▸ **TASK TO CARRY OUT**
All of the records below need to be copied exactly.

(Saved data entries)
——
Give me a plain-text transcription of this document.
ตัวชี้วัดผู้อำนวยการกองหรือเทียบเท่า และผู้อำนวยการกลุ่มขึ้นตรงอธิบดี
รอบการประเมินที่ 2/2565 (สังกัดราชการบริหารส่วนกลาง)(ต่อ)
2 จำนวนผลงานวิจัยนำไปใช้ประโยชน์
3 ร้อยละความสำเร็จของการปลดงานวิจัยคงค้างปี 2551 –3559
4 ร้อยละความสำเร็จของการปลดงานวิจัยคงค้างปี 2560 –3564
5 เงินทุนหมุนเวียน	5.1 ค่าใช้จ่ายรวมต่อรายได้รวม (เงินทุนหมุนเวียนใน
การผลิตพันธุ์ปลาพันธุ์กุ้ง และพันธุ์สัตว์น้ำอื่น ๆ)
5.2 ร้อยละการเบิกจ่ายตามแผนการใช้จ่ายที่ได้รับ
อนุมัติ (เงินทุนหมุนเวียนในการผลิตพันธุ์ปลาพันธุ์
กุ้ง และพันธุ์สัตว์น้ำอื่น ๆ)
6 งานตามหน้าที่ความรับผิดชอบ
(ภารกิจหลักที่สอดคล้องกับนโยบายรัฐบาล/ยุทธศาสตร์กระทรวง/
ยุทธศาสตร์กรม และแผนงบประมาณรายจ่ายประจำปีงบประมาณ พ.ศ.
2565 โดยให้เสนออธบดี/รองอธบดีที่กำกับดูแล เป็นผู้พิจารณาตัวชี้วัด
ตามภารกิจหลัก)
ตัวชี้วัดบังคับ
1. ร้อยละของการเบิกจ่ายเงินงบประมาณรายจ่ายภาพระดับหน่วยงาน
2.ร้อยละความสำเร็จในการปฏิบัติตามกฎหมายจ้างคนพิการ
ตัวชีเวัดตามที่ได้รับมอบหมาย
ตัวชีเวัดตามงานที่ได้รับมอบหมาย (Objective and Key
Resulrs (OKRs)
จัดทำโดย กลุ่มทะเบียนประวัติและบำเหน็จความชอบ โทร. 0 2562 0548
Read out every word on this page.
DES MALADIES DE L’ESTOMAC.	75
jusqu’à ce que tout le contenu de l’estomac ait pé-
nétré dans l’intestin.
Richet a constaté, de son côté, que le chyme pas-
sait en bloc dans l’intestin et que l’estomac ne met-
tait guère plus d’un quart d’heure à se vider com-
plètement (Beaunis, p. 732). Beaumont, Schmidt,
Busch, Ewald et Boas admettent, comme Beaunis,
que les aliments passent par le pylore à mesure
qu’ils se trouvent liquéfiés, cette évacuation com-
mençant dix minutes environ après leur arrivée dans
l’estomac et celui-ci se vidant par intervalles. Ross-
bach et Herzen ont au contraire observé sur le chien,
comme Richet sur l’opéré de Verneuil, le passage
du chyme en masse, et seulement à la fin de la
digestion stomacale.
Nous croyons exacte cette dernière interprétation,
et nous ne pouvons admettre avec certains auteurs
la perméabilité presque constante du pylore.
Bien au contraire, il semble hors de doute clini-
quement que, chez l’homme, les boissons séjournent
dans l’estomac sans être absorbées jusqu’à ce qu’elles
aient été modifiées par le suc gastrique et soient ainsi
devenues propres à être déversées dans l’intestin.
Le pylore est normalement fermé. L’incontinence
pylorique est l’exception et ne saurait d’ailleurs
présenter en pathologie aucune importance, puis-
——
▸ **SOLUTION TO THIS TASK**
Give me a plain-text transcription of this document.
ตัวชี้วัดผู้อำนวยการกองหรือเทียบเท่า และผู้อำนวยการกลุ่มขึ้นตรงอธิบดี
รอบการประเมินที่ 2/2565 (สังกัดราชการบริหารส่วนกลาง)(ต่อ)
2 จำนวนผลงานวิจัยนำไปใช้ประโยชน์
3 ร้อยละความสำเร็จของการปลดงานวิจัยคงค้างปี 2551 –3559
4 ร้อยละความสำเร็จของการปลดงานวิจัยคงค้างปี 2560 –3564
5 เงินทุนหมุนเวียน	5.1 ค่าใช้จ่ายรวมต่อรายได้รวม (เงินทุนหมุนเวียนใน
การผลิตพันธุ์ปลาพันธุ์กุ้ง และพันธุ์สัตว์น้ำอื่น ๆ)
5.2 ร้อยละการเบิกจ่ายตามแผนการใช้จ่ายที่ได้รับ
อนุมัติ (เงินทุนหมุนเวียนในการผลิตพันธุ์ปลาพันธุ์
กุ้ง และพันธุ์สัตว์น้ำอื่น ๆ)
6 งานตามหน้าที่ความรับผิดชอบ
(ภารกิจหลักที่สอดคล้องกับนโยบายรัฐบาล/ยุทธศาสตร์กระทรวง/
ยุทธศาสตร์กรม และแผนงบประมาณรายจ่ายประจำปีงบประมาณ พ.ศ.
2565 โดยให้เสนออธบดี/รองอธบดีที่กำกับดูแล เป็นผู้พิจารณาตัวชี้วัด
ตามภารกิจหลัก)
ตัวชี้วัดบังคับ
1. ร้อยละของการเบิกจ่ายเงินงบประมาณรายจ่ายภาพระดับหน่วยงาน
2.ร้อยละความสำเร็จในการปฏิบัติตามกฎหมายจ้างคนพิการ
ตัวชีเวัดตามที่ได้รับมอบหมาย
ตัวชีเวัดตามงานที่ได้รับมอบหมาย (Objective and Key
Resulrs (OKRs)
จัดทำโดย กลุ่มทะเบียนประวัติและบำเหน็จความชอบ โทร. 0 2562 0548
Read out every word on this page.
DES MALADIES DE L’ESTOMAC.	75
jusqu’à ce que tout le contenu de l’estomac ait pé-
nétré dans l’intestin.
Richet a constaté, de son côté, que le chyme pas-
sait en bloc dans l’intestin et que l’estomac ne met-
tait guère plus d’un quart d’heure à se vider com-
plètement (Beaunis, p. 732). Beaumont, Schmidt,
Busch, Ewald et Boas admettent, comme Beaunis,
que les aliments passent par le pylore à mesure
qu’ils se trouvent liquéfiés, cette évacuation com-
mençant dix minutes environ après leur arrivée dans
l’estomac et celui-ci se vidant par intervalles. Ross-
bach et Herzen ont au contraire observé sur le chien,
comme Richet sur l’opéré de Verneuil, le passage
du chyme en masse, et seulement à la fin de la
digestion stomacale.
Nous croyons exacte cette dernière interprétation,
et nous ne pouvons admettre avec certains auteurs
la perméabilité presque constante du pylore.
Bien au contraire, il semble hors de doute clini-
quement que, chez l’homme, les boissons séjournent
dans l’estomac sans être absorbées jusqu’à ce qu’elles
aient été modifiées par le suc gastrique et soient ainsi
devenues propres à être déversées dans l’intestin.
Le pylore est normalement fermé. L’incontinence
pylorique est l’exception et ne saurait d’ailleurs
présenter en pathologie aucune importance, puis-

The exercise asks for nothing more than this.